● **ENTRIES SUPPLIED**:
────
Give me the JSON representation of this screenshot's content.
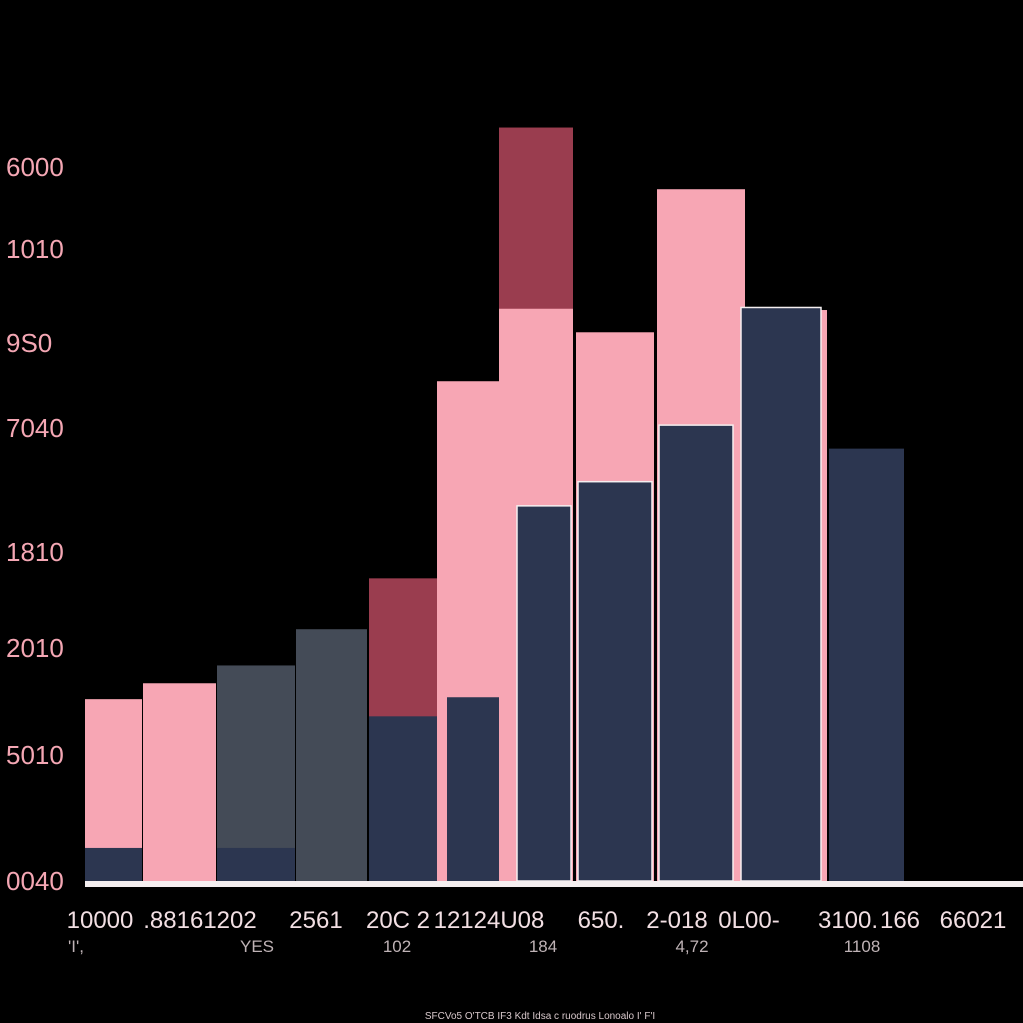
{
  "chart_data": {
    "type": "bar",
    "title": "",
    "xlabel": "",
    "ylabel": "",
    "ylim": [
      0,
      6000
    ],
    "grid": false,
    "legend": "none",
    "y_tick_labels": [
      "6000",
      "1010",
      "9S0",
      "7040",
      "1810",
      "2010",
      "5010",
      "0040"
    ],
    "x_tick_labels": [
      "10000",
      ".88161202",
      "2561",
      "20C 2",
      "12124U08",
      "650.",
      "2-018",
      "0L00-",
      "3100.",
      "166",
      "66021"
    ],
    "x_sub_labels": [
      "'I',",
      "YES",
      "102",
      "184",
      "4,72",
      "1108"
    ],
    "footnote": "SFCVo5 O'TCB IF3 Kdt Idsa  c ruodrus  Lonoalo I' F'I",
    "colors": {
      "background": "#000000",
      "pink": "#f7a6b4",
      "navy": "#2c3650",
      "slate": "#444b57",
      "maroon": "#9a3d4f",
      "axis": "#f5eff0",
      "tick_text": "#f4a7b4"
    },
    "bars": [
      {
        "back": {
          "color": "pink",
          "value": 1430
        },
        "front": {
          "color": "navy",
          "value": 260
        }
      },
      {
        "back": {
          "color": "pink",
          "value": 1555
        }
      },
      {
        "back": {
          "color": "slate",
          "value": 1695
        },
        "front": {
          "color": "navy",
          "value": 260
        }
      },
      {
        "back": {
          "color": "slate",
          "value": 1980
        }
      },
      {
        "back": {
          "color": "maroon",
          "value": 2380
        },
        "front": {
          "color": "navy",
          "value": 1295
        }
      },
      {
        "back": {
          "color": "pink",
          "value": 3930
        },
        "front": {
          "color": "navy",
          "value": 1445
        }
      },
      {
        "back": {
          "color": "maroon",
          "value": 5925
        },
        "middle": {
          "color": "pink",
          "value": 4500
        },
        "front": {
          "color": "navy",
          "value": 2950
        }
      },
      {
        "back": {
          "color": "pink",
          "value": 4315
        },
        "front": {
          "color": "navy",
          "value": 3140
        }
      },
      {
        "back": {
          "color": "pink",
          "value": 5440
        },
        "front": {
          "color": "navy",
          "value": 3585
        }
      },
      {
        "back": {
          "color": "pink",
          "value": 4490
        },
        "front": {
          "color": "navy",
          "value": 4510
        }
      },
      {
        "back": {
          "color": "navy",
          "value": 3400
        }
      }
    ]
  }
}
────
● **PROBLEM DESCRIPTION**: From the material above, copy everything exactly but the pictures.

● **RIGHT ANSWER**:
Give me the JSON representation of this screenshot's content.
{
  "chart_data": {
    "type": "bar",
    "title": "",
    "xlabel": "",
    "ylabel": "",
    "ylim": [
      0,
      6000
    ],
    "grid": false,
    "legend": "none",
    "y_tick_labels": [
      "6000",
      "1010",
      "9S0",
      "7040",
      "1810",
      "2010",
      "5010",
      "0040"
    ],
    "x_tick_labels": [
      "10000",
      ".88161202",
      "2561",
      "20C 2",
      "12124U08",
      "650.",
      "2-018",
      "0L00-",
      "3100.",
      "166",
      "66021"
    ],
    "x_sub_labels": [
      "'I',",
      "YES",
      "102",
      "184",
      "4,72",
      "1108"
    ],
    "footnote": "SFCVo5 O'TCB IF3 Kdt Idsa  c ruodrus  Lonoalo I' F'I",
    "colors": {
      "background": "#000000",
      "pink": "#f7a6b4",
      "navy": "#2c3650",
      "slate": "#444b57",
      "maroon": "#9a3d4f",
      "axis": "#f5eff0",
      "tick_text": "#f4a7b4"
    },
    "bars": [
      {
        "back": {
          "color": "pink",
          "value": 1430
        },
        "front": {
          "color": "navy",
          "value": 260
        }
      },
      {
        "back": {
          "color": "pink",
          "value": 1555
        }
      },
      {
        "back": {
          "color": "slate",
          "value": 1695
        },
        "front": {
          "color": "navy",
          "value": 260
        }
      },
      {
        "back": {
          "color": "slate",
          "value": 1980
        }
      },
      {
        "back": {
          "color": "maroon",
          "value": 2380
        },
        "front": {
          "color": "navy",
          "value": 1295
        }
      },
      {
        "back": {
          "color": "pink",
          "value": 3930
        },
        "front": {
          "color": "navy",
          "value": 1445
        }
      },
      {
        "back": {
          "color": "maroon",
          "value": 5925
        },
        "middle": {
          "color": "pink",
          "value": 4500
        },
        "front": {
          "color": "navy",
          "value": 2950
        }
      },
      {
        "back": {
          "color": "pink",
          "value": 4315
        },
        "front": {
          "color": "navy",
          "value": 3140
        }
      },
      {
        "back": {
          "color": "pink",
          "value": 5440
        },
        "front": {
          "color": "navy",
          "value": 3585
        }
      },
      {
        "back": {
          "color": "pink",
          "value": 4490
        },
        "front": {
          "color": "navy",
          "value": 4510
        }
      },
      {
        "back": {
          "color": "navy",
          "value": 3400
        }
      }
    ]
  }
}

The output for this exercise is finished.